WHAT TO PRODUCE. Write out every entry, unchanged. Skip any picture.

== RECORD SET

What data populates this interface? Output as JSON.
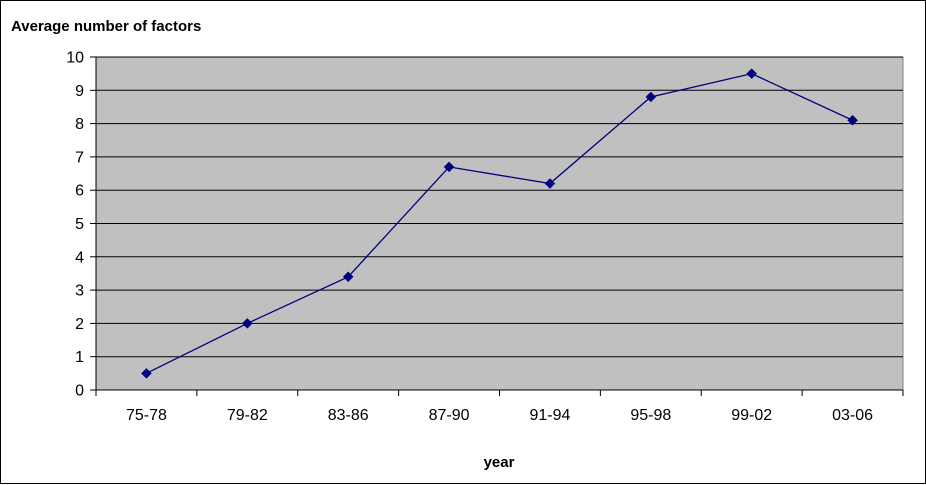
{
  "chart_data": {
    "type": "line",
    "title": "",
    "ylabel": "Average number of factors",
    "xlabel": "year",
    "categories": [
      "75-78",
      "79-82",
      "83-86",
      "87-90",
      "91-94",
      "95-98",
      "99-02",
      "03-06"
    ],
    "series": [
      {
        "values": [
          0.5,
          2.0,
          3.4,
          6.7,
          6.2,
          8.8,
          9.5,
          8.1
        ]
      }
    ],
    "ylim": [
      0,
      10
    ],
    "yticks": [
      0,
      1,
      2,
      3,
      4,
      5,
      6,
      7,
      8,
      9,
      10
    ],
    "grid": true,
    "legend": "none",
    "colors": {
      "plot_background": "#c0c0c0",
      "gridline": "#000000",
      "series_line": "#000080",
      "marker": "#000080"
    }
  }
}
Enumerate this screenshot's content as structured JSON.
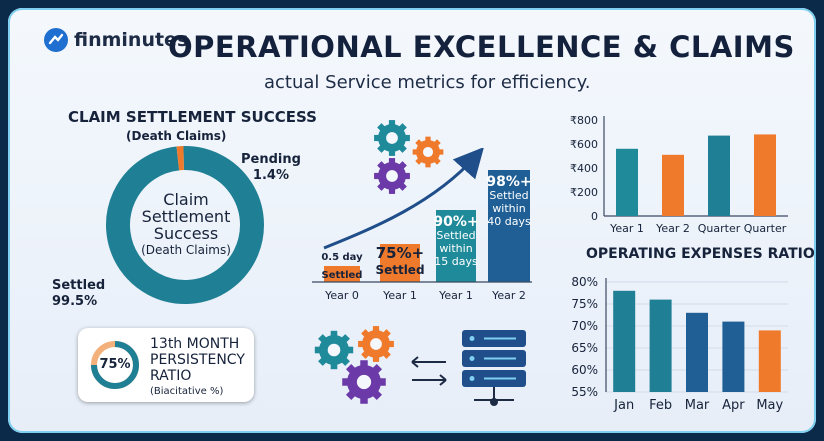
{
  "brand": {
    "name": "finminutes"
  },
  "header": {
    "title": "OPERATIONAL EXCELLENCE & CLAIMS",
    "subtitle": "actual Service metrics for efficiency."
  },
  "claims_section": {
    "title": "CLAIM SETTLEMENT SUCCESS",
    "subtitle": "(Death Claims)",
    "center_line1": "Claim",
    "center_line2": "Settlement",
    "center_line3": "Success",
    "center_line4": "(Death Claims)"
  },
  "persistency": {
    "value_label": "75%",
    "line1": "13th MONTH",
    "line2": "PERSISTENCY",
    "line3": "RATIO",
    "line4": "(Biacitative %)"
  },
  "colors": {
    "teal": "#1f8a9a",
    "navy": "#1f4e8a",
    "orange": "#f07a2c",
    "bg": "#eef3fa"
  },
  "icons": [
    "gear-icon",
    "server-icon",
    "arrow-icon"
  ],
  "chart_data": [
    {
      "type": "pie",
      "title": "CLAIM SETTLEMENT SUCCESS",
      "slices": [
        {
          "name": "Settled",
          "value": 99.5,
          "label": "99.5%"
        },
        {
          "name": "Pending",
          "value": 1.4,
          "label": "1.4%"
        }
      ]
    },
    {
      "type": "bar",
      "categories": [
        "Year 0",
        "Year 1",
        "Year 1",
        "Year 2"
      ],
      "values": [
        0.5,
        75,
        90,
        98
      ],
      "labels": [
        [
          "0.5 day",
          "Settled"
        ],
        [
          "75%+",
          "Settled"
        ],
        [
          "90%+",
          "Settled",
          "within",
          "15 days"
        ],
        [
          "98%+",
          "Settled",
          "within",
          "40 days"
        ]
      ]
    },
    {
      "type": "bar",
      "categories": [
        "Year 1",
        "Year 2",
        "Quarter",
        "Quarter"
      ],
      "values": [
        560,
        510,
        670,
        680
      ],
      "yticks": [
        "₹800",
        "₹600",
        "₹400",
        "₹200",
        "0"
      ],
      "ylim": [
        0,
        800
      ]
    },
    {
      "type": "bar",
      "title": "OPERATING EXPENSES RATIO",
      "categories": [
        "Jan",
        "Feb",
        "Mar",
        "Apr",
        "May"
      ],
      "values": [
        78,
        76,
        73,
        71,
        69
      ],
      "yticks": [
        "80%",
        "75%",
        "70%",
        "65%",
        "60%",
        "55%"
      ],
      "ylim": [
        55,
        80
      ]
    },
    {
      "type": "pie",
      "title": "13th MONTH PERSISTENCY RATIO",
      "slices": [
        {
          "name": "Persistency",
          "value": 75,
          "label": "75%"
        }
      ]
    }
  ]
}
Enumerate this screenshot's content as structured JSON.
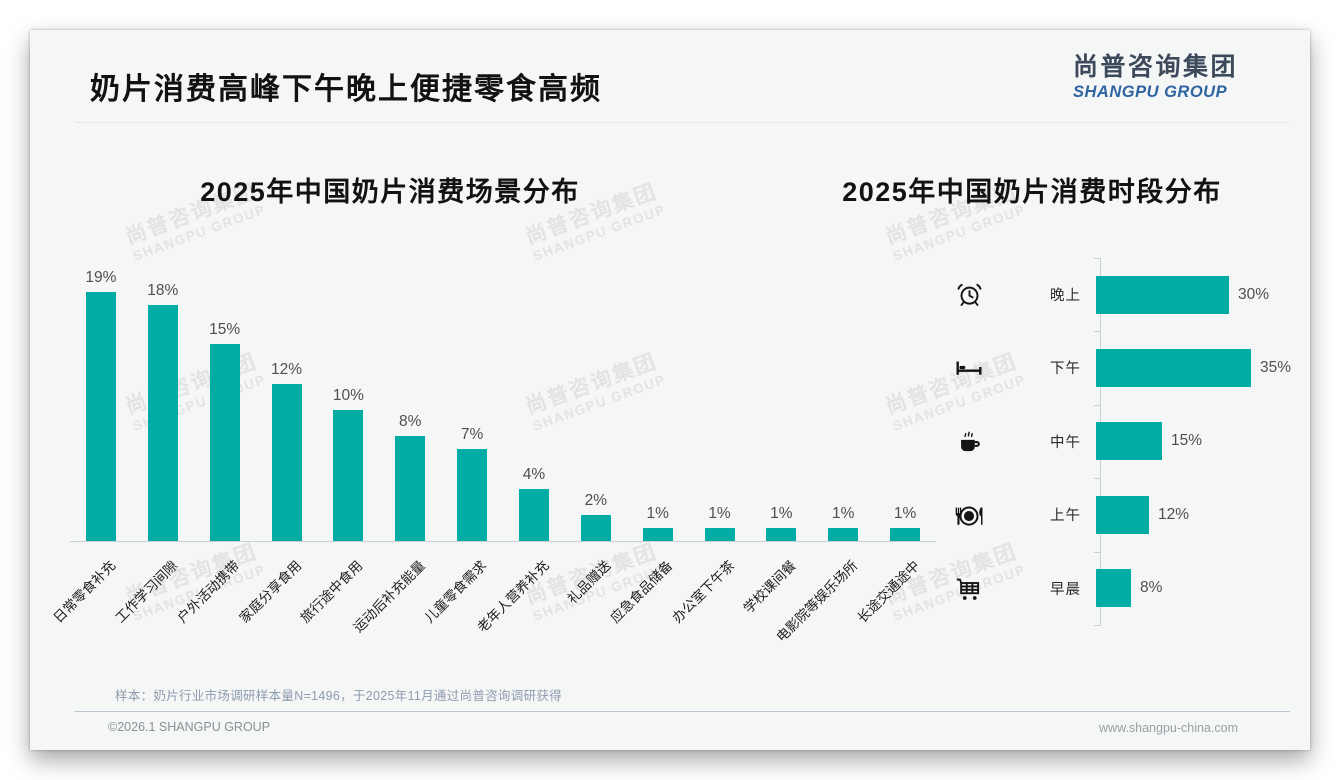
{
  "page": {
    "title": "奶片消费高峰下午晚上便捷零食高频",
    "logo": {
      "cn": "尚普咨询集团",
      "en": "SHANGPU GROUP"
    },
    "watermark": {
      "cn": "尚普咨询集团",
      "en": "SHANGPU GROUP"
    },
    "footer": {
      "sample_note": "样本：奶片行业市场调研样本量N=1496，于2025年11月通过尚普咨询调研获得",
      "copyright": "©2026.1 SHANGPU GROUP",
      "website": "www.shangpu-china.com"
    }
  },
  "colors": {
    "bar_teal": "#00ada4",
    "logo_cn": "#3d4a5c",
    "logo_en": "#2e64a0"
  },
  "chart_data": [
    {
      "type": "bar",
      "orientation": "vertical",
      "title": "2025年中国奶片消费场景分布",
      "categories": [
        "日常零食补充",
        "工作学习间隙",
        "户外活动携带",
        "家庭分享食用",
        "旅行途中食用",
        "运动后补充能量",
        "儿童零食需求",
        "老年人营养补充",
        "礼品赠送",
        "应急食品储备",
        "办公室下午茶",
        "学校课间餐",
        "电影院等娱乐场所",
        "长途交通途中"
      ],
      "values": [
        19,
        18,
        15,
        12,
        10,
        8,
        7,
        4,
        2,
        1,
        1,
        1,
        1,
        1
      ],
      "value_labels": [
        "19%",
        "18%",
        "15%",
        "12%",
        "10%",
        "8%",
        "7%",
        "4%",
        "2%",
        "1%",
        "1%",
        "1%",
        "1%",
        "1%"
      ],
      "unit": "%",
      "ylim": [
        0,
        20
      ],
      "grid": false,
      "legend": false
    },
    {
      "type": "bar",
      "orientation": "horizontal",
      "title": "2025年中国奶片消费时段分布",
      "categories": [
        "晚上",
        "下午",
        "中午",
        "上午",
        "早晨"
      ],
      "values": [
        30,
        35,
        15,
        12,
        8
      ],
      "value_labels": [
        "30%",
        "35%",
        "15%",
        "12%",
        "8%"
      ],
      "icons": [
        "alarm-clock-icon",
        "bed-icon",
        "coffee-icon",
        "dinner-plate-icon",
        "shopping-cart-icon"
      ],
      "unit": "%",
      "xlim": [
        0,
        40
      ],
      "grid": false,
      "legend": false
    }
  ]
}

====

ANSWER TO THE EXERCISE.
What data populates this interface? Output as JSON.
{
  "chart_data": {
    "type": "line",
    "title": "",
    "ylabel": "Average number of factors",
    "xlabel": "year",
    "categories": [
      "75-78",
      "79-82",
      "83-86",
      "87-90",
      "91-94",
      "95-98",
      "99-02",
      "03-06"
    ],
    "series": [
      {
        "values": [
          0.5,
          2.0,
          3.4,
          6.7,
          6.2,
          8.8,
          9.5,
          8.1
        ]
      }
    ],
    "ylim": [
      0,
      10
    ],
    "yticks": [
      0,
      1,
      2,
      3,
      4,
      5,
      6,
      7,
      8,
      9,
      10
    ],
    "grid": true,
    "legend": "none",
    "colors": {
      "plot_background": "#c0c0c0",
      "gridline": "#000000",
      "series_line": "#000080",
      "marker": "#000080"
    }
  }
}
Enumerate this screenshot's content as structured JSON.
{
  "brand": {
    "name": "finminutes"
  },
  "header": {
    "title": "OPERATIONAL EXCELLENCE & CLAIMS",
    "subtitle": "actual Service metrics for efficiency."
  },
  "claims_section": {
    "title": "CLAIM SETTLEMENT SUCCESS",
    "subtitle": "(Death Claims)",
    "center_line1": "Claim",
    "center_line2": "Settlement",
    "center_line3": "Success",
    "center_line4": "(Death Claims)"
  },
  "persistency": {
    "value_label": "75%",
    "line1": "13th MONTH",
    "line2": "PERSISTENCY",
    "line3": "RATIO",
    "line4": "(Biacitative %)"
  },
  "colors": {
    "teal": "#1f8a9a",
    "navy": "#1f4e8a",
    "orange": "#f07a2c",
    "bg": "#eef3fa"
  },
  "icons": [
    "gear-icon",
    "server-icon",
    "arrow-icon"
  ],
  "chart_data": [
    {
      "type": "pie",
      "title": "CLAIM SETTLEMENT SUCCESS",
      "slices": [
        {
          "name": "Settled",
          "value": 99.5,
          "label": "99.5%"
        },
        {
          "name": "Pending",
          "value": 1.4,
          "label": "1.4%"
        }
      ]
    },
    {
      "type": "bar",
      "categories": [
        "Year 0",
        "Year 1",
        "Year 1",
        "Year 2"
      ],
      "values": [
        0.5,
        75,
        90,
        98
      ],
      "labels": [
        [
          "0.5 day",
          "Settled"
        ],
        [
          "75%+",
          "Settled"
        ],
        [
          "90%+",
          "Settled",
          "within",
          "15 days"
        ],
        [
          "98%+",
          "Settled",
          "within",
          "40 days"
        ]
      ]
    },
    {
      "type": "bar",
      "categories": [
        "Year 1",
        "Year 2",
        "Quarter",
        "Quarter"
      ],
      "values": [
        560,
        510,
        670,
        680
      ],
      "yticks": [
        "₹800",
        "₹600",
        "₹400",
        "₹200",
        "0"
      ],
      "ylim": [
        0,
        800
      ]
    },
    {
      "type": "bar",
      "title": "OPERATING EXPENSES RATIO",
      "categories": [
        "Jan",
        "Feb",
        "Mar",
        "Apr",
        "May"
      ],
      "values": [
        78,
        76,
        73,
        71,
        69
      ],
      "yticks": [
        "80%",
        "75%",
        "70%",
        "65%",
        "60%",
        "55%"
      ],
      "ylim": [
        55,
        80
      ]
    },
    {
      "type": "pie",
      "title": "13th MONTH PERSISTENCY RATIO",
      "slices": [
        {
          "name": "Persistency",
          "value": 75,
          "label": "75%"
        }
      ]
    }
  ]
}
Enumerate this screenshot's content as structured JSON.
{
  "page": {
    "title": "奶片消费高峰下午晚上便捷零食高频",
    "logo": {
      "cn": "尚普咨询集团",
      "en": "SHANGPU GROUP"
    },
    "watermark": {
      "cn": "尚普咨询集团",
      "en": "SHANGPU GROUP"
    },
    "footer": {
      "sample_note": "样本：奶片行业市场调研样本量N=1496，于2025年11月通过尚普咨询调研获得",
      "copyright": "©2026.1 SHANGPU GROUP",
      "website": "www.shangpu-china.com"
    }
  },
  "colors": {
    "bar_teal": "#00ada4",
    "logo_cn": "#3d4a5c",
    "logo_en": "#2e64a0"
  },
  "chart_data": [
    {
      "type": "bar",
      "orientation": "vertical",
      "title": "2025年中国奶片消费场景分布",
      "categories": [
        "日常零食补充",
        "工作学习间隙",
        "户外活动携带",
        "家庭分享食用",
        "旅行途中食用",
        "运动后补充能量",
        "儿童零食需求",
        "老年人营养补充",
        "礼品赠送",
        "应急食品储备",
        "办公室下午茶",
        "学校课间餐",
        "电影院等娱乐场所",
        "长途交通途中"
      ],
      "values": [
        19,
        18,
        15,
        12,
        10,
        8,
        7,
        4,
        2,
        1,
        1,
        1,
        1,
        1
      ],
      "value_labels": [
        "19%",
        "18%",
        "15%",
        "12%",
        "10%",
        "8%",
        "7%",
        "4%",
        "2%",
        "1%",
        "1%",
        "1%",
        "1%",
        "1%"
      ],
      "unit": "%",
      "ylim": [
        0,
        20
      ],
      "grid": false,
      "legend": false
    },
    {
      "type": "bar",
      "orientation": "horizontal",
      "title": "2025年中国奶片消费时段分布",
      "categories": [
        "晚上",
        "下午",
        "中午",
        "上午",
        "早晨"
      ],
      "values": [
        30,
        35,
        15,
        12,
        8
      ],
      "value_labels": [
        "30%",
        "35%",
        "15%",
        "12%",
        "8%"
      ],
      "icons": [
        "alarm-clock-icon",
        "bed-icon",
        "coffee-icon",
        "dinner-plate-icon",
        "shopping-cart-icon"
      ],
      "unit": "%",
      "xlim": [
        0,
        40
      ],
      "grid": false,
      "legend": false
    }
  ]
}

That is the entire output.